## EXERCISE GOAL
For each entry, output its words exactly and leave any picture behind.

[Dataset items]
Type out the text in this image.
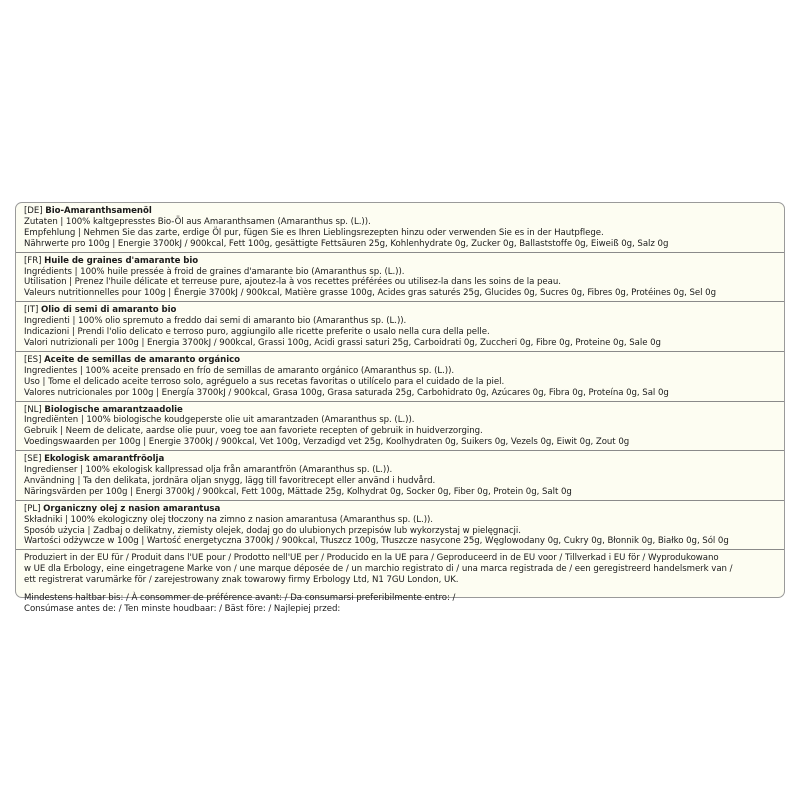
[DE] Bio-Amaranthsamenöl
Zutaten | 100% kaltgepresstes Bio-Öl aus Amaranthsamen (Amaranthus sp. (L.)).
Empfehlung | Nehmen Sie das zarte, erdige Öl pur, fügen Sie es Ihren Lieblingsrezepten hinzu oder verwenden Sie es in der Hautpflege.
Nährwerte pro 100g | Energie 3700kJ / 900kcal, Fett 100g, gesättigte Fettsäuren 25g, Kohlenhydrate 0g, Zucker 0g, Ballaststoffe 0g, Eiweiß 0g, Salz 0g
[FR] Huile de graines d'amarante bio
Ingrédients | 100% huile pressée à froid de graines d'amarante bio (Amaranthus sp. (L.)).
Utilisation | Prenez l'huile délicate et terreuse pure, ajoutez-la à vos recettes préférées ou utilisez-la dans les soins de la peau.
Valeurs nutritionnelles pour 100g | Énergie 3700kJ / 900kcal, Matière grasse 100g, Acides gras saturés 25g, Glucides 0g, Sucres 0g, Fibres 0g, Protéines 0g, Sel 0g
[IT] Olio di semi di amaranto bio
Ingredienti | 100% olio spremuto a freddo dai semi di amaranto bio (Amaranthus sp. (L.)).
Indicazioni | Prendi l'olio delicato e terroso puro, aggiungilo alle ricette preferite o usalo nella cura della pelle.
Valori nutrizionali per 100g | Energia 3700kJ / 900kcal, Grassi 100g, Acidi grassi saturi 25g, Carboidrati 0g, Zuccheri 0g, Fibre 0g, Proteine 0g, Sale 0g
[ES] Aceite de semillas de amaranto orgánico
Ingredientes | 100% aceite prensado en frío de semillas de amaranto orgánico (Amaranthus sp. (L.)).
Uso | Tome el delicado aceite terroso solo, agréguelo a sus recetas favoritas o utilícelo para el cuidado de la piel.
Valores nutricionales por 100g | Energía 3700kJ / 900kcal, Grasa 100g, Grasa saturada 25g, Carbohidrato 0g, Azúcares 0g, Fibra 0g, Proteína 0g, Sal 0g
[NL] Biologische amarantzaadolie
Ingrediënten | 100% biologische koudgeperste olie uit amarantzaden (Amaranthus sp. (L.)).
Gebruik | Neem de delicate, aardse olie puur, voeg toe aan favoriete recepten of gebruik in huidverzorging.
Voedingswaarden per 100g | Energie 3700kJ / 900kcal, Vet 100g, Verzadigd vet 25g, Koolhydraten 0g, Suikers 0g, Vezels 0g, Eiwit 0g, Zout 0g
[SE] Ekologisk amarantfröolja
Ingredienser | 100% ekologisk kallpressad olja från amarantfrön (Amaranthus sp. (L.)).
Användning | Ta den delikata, jordnära oljan snygg, lägg till favoritrecept eller använd i hudvård.
Näringsvärden per 100g | Energi 3700kJ / 900kcal, Fett 100g, Mättade 25g, Kolhydrat 0g, Socker 0g, Fiber 0g, Protein 0g, Salt 0g
[PL] Organiczny olej z nasion amarantusa
Składniki | 100% ekologiczny olej tłoczony na zimno z nasion amarantusa (Amaranthus sp. (L.)).
Sposób użycia | Zadbaj o delikatny, ziemisty olejek, dodaj go do ulubionych przepisów lub wykorzystaj w pielęgnacji.
Wartości odżywcze w 100g | Wartość energetyczna 3700kJ / 900kcal, Tłuszcz 100g, Tłuszcze nasycone 25g, Węglowodany 0g, Cukry 0g, Błonnik 0g, Białko 0g, Sól 0g
Produziert in der EU für / Produit dans l'UE pour / Prodotto nell'UE per / Producido en la UE para / Geproduceerd in de EU voor / Tillverkad i EU för / Wyprodukowano
w UE dla Erbology, eine eingetragene Marke von / une marque déposée de / un marchio registrato di / una marca registrada de / een geregistreerd handelsmerk van /
ett registrerat varumärke för / zarejestrowany znak towarowy firmy Erbology Ltd, N1 7GU London, UK.
Mindestens haltbar bis: / À consommer de préférence avant: / Da consumarsi preferibilmente entro: /
Consúmase antes de: / Ten minste houdbaar: / Bäst före: / Najlepiej przed:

## YOUR SOLUTION
Type out the text in this image.
[DE] Bio-Amaranthsamenöl
Zutaten | 100% kaltgepresstes Bio-Öl aus Amaranthsamen (Amaranthus sp. (L.)).
Empfehlung | Nehmen Sie das zarte, erdige Öl pur, fügen Sie es Ihren Lieblingsrezepten hinzu oder verwenden Sie es in der Hautpflege.
Nährwerte pro 100g | Energie 3700kJ / 900kcal, Fett 100g, gesättigte Fettsäuren 25g, Kohlenhydrate 0g, Zucker 0g, Ballaststoffe 0g, Eiweiß 0g, Salz 0g
[FR] Huile de graines d'amarante bio
Ingrédients | 100% huile pressée à froid de graines d'amarante bio (Amaranthus sp. (L.)).
Utilisation | Prenez l'huile délicate et terreuse pure, ajoutez-la à vos recettes préférées ou utilisez-la dans les soins de la peau.
Valeurs nutritionnelles pour 100g | Énergie 3700kJ / 900kcal, Matière grasse 100g, Acides gras saturés 25g, Glucides 0g, Sucres 0g, Fibres 0g, Protéines 0g, Sel 0g
[IT] Olio di semi di amaranto bio
Ingredienti | 100% olio spremuto a freddo dai semi di amaranto bio (Amaranthus sp. (L.)).
Indicazioni | Prendi l'olio delicato e terroso puro, aggiungilo alle ricette preferite o usalo nella cura della pelle.
Valori nutrizionali per 100g | Energia 3700kJ / 900kcal, Grassi 100g, Acidi grassi saturi 25g, Carboidrati 0g, Zuccheri 0g, Fibre 0g, Proteine 0g, Sale 0g
[ES] Aceite de semillas de amaranto orgánico
Ingredientes | 100% aceite prensado en frío de semillas de amaranto orgánico (Amaranthus sp. (L.)).
Uso | Tome el delicado aceite terroso solo, agréguelo a sus recetas favoritas o utilícelo para el cuidado de la piel.
Valores nutricionales por 100g | Energía 3700kJ / 900kcal, Grasa 100g, Grasa saturada 25g, Carbohidrato 0g, Azúcares 0g, Fibra 0g, Proteína 0g, Sal 0g
[NL] Biologische amarantzaadolie
Ingrediënten | 100% biologische koudgeperste olie uit amarantzaden (Amaranthus sp. (L.)).
Gebruik | Neem de delicate, aardse olie puur, voeg toe aan favoriete recepten of gebruik in huidverzorging.
Voedingswaarden per 100g | Energie 3700kJ / 900kcal, Vet 100g, Verzadigd vet 25g, Koolhydraten 0g, Suikers 0g, Vezels 0g, Eiwit 0g, Zout 0g
[SE] Ekologisk amarantfröolja
Ingredienser | 100% ekologisk kallpressad olja från amarantfrön (Amaranthus sp. (L.)).
Användning | Ta den delikata, jordnära oljan snygg, lägg till favoritrecept eller använd i hudvård.
Näringsvärden per 100g | Energi 3700kJ / 900kcal, Fett 100g, Mättade 25g, Kolhydrat 0g, Socker 0g, Fiber 0g, Protein 0g, Salt 0g
[PL] Organiczny olej z nasion amarantusa
Składniki | 100% ekologiczny olej tłoczony na zimno z nasion amarantusa (Amaranthus sp. (L.)).
Sposób użycia | Zadbaj o delikatny, ziemisty olejek, dodaj go do ulubionych przepisów lub wykorzystaj w pielęgnacji.
Wartości odżywcze w 100g | Wartość energetyczna 3700kJ / 900kcal, Tłuszcz 100g, Tłuszcze nasycone 25g, Węglowodany 0g, Cukry 0g, Błonnik 0g, Białko 0g, Sól 0g
Produziert in der EU für / Produit dans l'UE pour / Prodotto nell'UE per / Producido en la UE para / Geproduceerd in de EU voor / Tillverkad i EU för / Wyprodukowano
w UE dla Erbology, eine eingetragene Marke von / une marque déposée de / un marchio registrato di / una marca registrada de / een geregistreerd handelsmerk van /
ett registrerat varumärke för / zarejestrowany znak towarowy firmy Erbology Ltd, N1 7GU London, UK.
Mindestens haltbar bis: / À consommer de préférence avant: / Da consumarsi preferibilmente entro: /
Consúmase antes de: / Ten minste houdbaar: / Bäst före: / Najlepiej przed:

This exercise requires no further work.